Stated exercise
Scan the data below for the string "name". Show every line where it turns up.

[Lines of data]
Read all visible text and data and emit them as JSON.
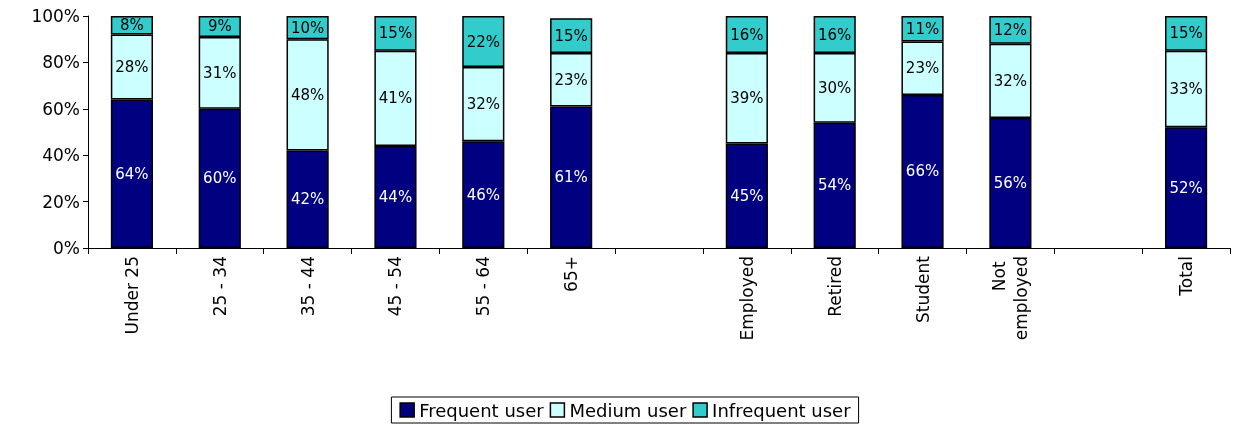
{
  "chart_data": {
    "type": "bar",
    "stacked": true,
    "categories": [
      "Under 25",
      "25 - 34",
      "35 - 44",
      "45 - 54",
      "55 - 64",
      "65+",
      null,
      "Employed",
      "Retired",
      "Student",
      "Not employed",
      null,
      "Total"
    ],
    "series": [
      {
        "name": "Frequent user",
        "color": "#000080",
        "values": [
          64,
          60,
          42,
          44,
          46,
          61,
          null,
          45,
          54,
          66,
          56,
          null,
          52
        ],
        "value_labels": [
          "64%",
          "60%",
          "42%",
          "44%",
          "46%",
          "61%",
          null,
          "45%",
          "54%",
          "66%",
          "56%",
          null,
          "52%"
        ]
      },
      {
        "name": "Medium user",
        "color": "#ccffff",
        "values": [
          28,
          31,
          48,
          41,
          32,
          23,
          null,
          39,
          30,
          23,
          32,
          null,
          33
        ],
        "value_labels": [
          "28%",
          "31%",
          "48%",
          "41%",
          "32%",
          "23%",
          null,
          "39%",
          "30%",
          "23%",
          "32%",
          null,
          "33%"
        ]
      },
      {
        "name": "Infrequent user",
        "color": "#33cccc",
        "values": [
          8,
          9,
          10,
          15,
          22,
          15,
          null,
          16,
          16,
          11,
          12,
          null,
          15
        ],
        "value_labels": [
          "8%",
          "9%",
          "10%",
          "15%",
          "22%",
          "15%",
          null,
          "16%",
          "16%",
          "11%",
          "12%",
          null,
          "15%"
        ]
      }
    ],
    "ylim": [
      0,
      100
    ],
    "yticks": [
      {
        "value": 0,
        "label": "0%"
      },
      {
        "value": 20,
        "label": "20%"
      },
      {
        "value": 40,
        "label": "40%"
      },
      {
        "value": 60,
        "label": "60%"
      },
      {
        "value": 80,
        "label": "80%"
      },
      {
        "value": 100,
        "label": "100%"
      }
    ],
    "grid": false,
    "legend": "bottom"
  }
}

Solution to this problem
        "name": "Frequent user",
        "name": "Medium user",
        "name": "Infrequent user",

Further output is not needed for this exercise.